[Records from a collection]

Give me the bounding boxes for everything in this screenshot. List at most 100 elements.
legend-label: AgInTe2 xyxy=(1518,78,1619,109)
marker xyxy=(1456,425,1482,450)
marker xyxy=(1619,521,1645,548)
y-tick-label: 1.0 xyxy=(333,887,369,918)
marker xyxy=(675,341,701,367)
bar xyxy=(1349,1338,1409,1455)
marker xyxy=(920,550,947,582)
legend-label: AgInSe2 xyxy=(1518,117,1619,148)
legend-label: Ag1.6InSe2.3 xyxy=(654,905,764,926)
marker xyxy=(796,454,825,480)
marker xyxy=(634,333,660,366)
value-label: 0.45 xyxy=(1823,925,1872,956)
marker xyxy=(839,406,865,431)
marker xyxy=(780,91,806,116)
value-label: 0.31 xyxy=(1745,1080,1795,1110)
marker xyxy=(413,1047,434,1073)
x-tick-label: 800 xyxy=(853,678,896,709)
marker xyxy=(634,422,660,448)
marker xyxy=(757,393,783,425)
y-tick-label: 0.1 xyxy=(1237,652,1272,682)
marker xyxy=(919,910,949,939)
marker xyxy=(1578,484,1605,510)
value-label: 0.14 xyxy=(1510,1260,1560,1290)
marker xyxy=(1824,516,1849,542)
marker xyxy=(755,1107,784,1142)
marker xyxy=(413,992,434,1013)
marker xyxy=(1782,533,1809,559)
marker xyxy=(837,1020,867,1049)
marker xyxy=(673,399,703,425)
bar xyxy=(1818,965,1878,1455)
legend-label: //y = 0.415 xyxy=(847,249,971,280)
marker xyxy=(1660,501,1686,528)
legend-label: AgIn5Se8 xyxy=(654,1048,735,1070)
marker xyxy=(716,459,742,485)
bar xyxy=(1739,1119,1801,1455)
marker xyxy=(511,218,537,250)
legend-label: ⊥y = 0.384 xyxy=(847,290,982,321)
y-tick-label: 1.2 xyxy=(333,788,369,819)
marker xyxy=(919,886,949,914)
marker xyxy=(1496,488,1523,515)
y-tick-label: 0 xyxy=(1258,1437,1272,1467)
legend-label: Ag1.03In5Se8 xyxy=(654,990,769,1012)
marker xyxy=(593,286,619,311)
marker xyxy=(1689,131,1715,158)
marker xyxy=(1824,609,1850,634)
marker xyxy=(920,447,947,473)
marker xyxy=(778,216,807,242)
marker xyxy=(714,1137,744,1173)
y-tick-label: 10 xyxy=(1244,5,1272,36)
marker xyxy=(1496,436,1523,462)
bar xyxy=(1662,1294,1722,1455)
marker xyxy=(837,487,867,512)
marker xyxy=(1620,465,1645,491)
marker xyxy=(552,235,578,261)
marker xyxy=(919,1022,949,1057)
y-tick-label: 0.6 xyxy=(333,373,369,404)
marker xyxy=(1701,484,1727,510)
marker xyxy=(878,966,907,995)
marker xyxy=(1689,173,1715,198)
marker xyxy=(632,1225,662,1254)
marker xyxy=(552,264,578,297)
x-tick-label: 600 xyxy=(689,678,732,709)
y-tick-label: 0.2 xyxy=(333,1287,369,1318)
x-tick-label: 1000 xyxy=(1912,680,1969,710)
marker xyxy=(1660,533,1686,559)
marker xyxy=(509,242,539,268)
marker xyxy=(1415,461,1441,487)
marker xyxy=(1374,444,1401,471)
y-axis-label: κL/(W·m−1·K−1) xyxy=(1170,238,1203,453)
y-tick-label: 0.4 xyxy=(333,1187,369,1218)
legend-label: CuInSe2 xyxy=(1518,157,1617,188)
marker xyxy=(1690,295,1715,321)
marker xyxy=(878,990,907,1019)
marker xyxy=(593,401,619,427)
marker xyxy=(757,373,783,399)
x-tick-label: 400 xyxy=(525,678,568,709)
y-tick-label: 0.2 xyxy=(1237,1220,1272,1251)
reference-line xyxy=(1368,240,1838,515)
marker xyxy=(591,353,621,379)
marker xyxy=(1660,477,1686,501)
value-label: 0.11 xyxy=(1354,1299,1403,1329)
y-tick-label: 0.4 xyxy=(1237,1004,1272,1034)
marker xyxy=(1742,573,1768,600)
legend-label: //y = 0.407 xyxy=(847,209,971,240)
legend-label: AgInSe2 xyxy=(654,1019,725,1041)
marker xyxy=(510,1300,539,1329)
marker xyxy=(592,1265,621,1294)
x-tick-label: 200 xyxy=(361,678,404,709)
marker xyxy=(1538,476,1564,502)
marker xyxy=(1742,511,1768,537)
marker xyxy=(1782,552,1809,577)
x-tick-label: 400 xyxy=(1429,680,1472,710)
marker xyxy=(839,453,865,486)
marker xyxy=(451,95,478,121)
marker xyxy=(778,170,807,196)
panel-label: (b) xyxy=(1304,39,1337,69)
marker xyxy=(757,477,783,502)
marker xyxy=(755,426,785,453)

- Exercise instructions -
Write out every line of the data above word for word, with nothing changed.

- Written reply -
Give me the bounding boxes for everything in this screenshot. List at most 100 elements.
legend-label: AgInTe2 xyxy=(1518,78,1619,109)
marker xyxy=(1456,425,1482,450)
marker xyxy=(1619,521,1645,548)
y-tick-label: 1.0 xyxy=(333,887,369,918)
marker xyxy=(675,341,701,367)
bar xyxy=(1349,1338,1409,1455)
marker xyxy=(920,550,947,582)
legend-label: AgInSe2 xyxy=(1518,117,1619,148)
legend-label: Ag1.6InSe2.3 xyxy=(654,905,764,926)
marker xyxy=(796,454,825,480)
marker xyxy=(634,333,660,366)
value-label: 0.45 xyxy=(1823,925,1872,956)
marker xyxy=(839,406,865,431)
marker xyxy=(780,91,806,116)
value-label: 0.31 xyxy=(1745,1080,1795,1110)
marker xyxy=(413,1047,434,1073)
x-tick-label: 800 xyxy=(853,678,896,709)
marker xyxy=(634,422,660,448)
marker xyxy=(757,393,783,425)
y-tick-label: 0.1 xyxy=(1237,652,1272,682)
marker xyxy=(919,910,949,939)
marker xyxy=(1578,484,1605,510)
value-label: 0.14 xyxy=(1510,1260,1560,1290)
marker xyxy=(1824,516,1849,542)
marker xyxy=(755,1107,784,1142)
marker xyxy=(413,992,434,1013)
marker xyxy=(1782,533,1809,559)
marker xyxy=(837,1020,867,1049)
marker xyxy=(673,399,703,425)
bar xyxy=(1818,965,1878,1455)
legend-label: //y = 0.415 xyxy=(847,249,971,280)
marker xyxy=(1660,501,1686,528)
legend-label: AgIn5Se8 xyxy=(654,1048,735,1070)
marker xyxy=(716,459,742,485)
bar xyxy=(1739,1119,1801,1455)
marker xyxy=(511,218,537,250)
legend-label: ⊥y = 0.384 xyxy=(847,290,982,321)
y-tick-label: 1.2 xyxy=(333,788,369,819)
marker xyxy=(919,886,949,914)
marker xyxy=(1496,488,1523,515)
y-tick-label: 0 xyxy=(1258,1437,1272,1467)
legend-label: Ag1.03In5Se8 xyxy=(654,990,769,1012)
marker xyxy=(593,286,619,311)
marker xyxy=(1689,131,1715,158)
marker xyxy=(1824,609,1850,634)
marker xyxy=(920,447,947,473)
marker xyxy=(778,216,807,242)
marker xyxy=(714,1137,744,1173)
y-tick-label: 10 xyxy=(1244,5,1272,36)
marker xyxy=(1496,436,1523,462)
bar xyxy=(1662,1294,1722,1455)
marker xyxy=(837,487,867,512)
marker xyxy=(1620,465,1645,491)
marker xyxy=(552,235,578,261)
marker xyxy=(919,1022,949,1057)
y-tick-label: 0.6 xyxy=(333,373,369,404)
marker xyxy=(1701,484,1727,510)
marker xyxy=(878,966,907,995)
marker xyxy=(1689,173,1715,198)
marker xyxy=(632,1225,662,1254)
marker xyxy=(552,264,578,297)
x-tick-label: 600 xyxy=(689,678,732,709)
y-tick-label: 0.2 xyxy=(333,1287,369,1318)
x-tick-label: 1000 xyxy=(1912,680,1969,710)
marker xyxy=(1660,533,1686,559)
marker xyxy=(509,242,539,268)
marker xyxy=(1415,461,1441,487)
marker xyxy=(1374,444,1401,471)
y-axis-label: κL/(W·m−1·K−1) xyxy=(1170,238,1203,453)
y-tick-label: 0.4 xyxy=(333,1187,369,1218)
legend-label: CuInSe2 xyxy=(1518,157,1617,188)
marker xyxy=(1690,295,1715,321)
marker xyxy=(878,990,907,1019)
marker xyxy=(593,401,619,427)
marker xyxy=(757,373,783,399)
x-tick-label: 400 xyxy=(525,678,568,709)
y-tick-label: 0.2 xyxy=(1237,1220,1272,1251)
reference-line xyxy=(1368,240,1838,515)
marker xyxy=(591,353,621,379)
marker xyxy=(1660,477,1686,501)
value-label: 0.11 xyxy=(1354,1299,1403,1329)
y-tick-label: 0.4 xyxy=(1237,1004,1272,1034)
marker xyxy=(1742,573,1768,600)
legend-label: //y = 0.407 xyxy=(847,209,971,240)
legend-label: AgInSe2 xyxy=(654,1019,725,1041)
marker xyxy=(510,1300,539,1329)
marker xyxy=(592,1265,621,1294)
x-tick-label: 200 xyxy=(361,678,404,709)
marker xyxy=(1538,476,1564,502)
marker xyxy=(1742,511,1768,537)
marker xyxy=(1782,552,1809,577)
x-tick-label: 400 xyxy=(1429,680,1472,710)
marker xyxy=(839,453,865,486)
marker xyxy=(451,95,478,121)
marker xyxy=(778,170,807,196)
panel-label: (b) xyxy=(1304,39,1337,69)
marker xyxy=(757,477,783,502)
marker xyxy=(755,426,785,453)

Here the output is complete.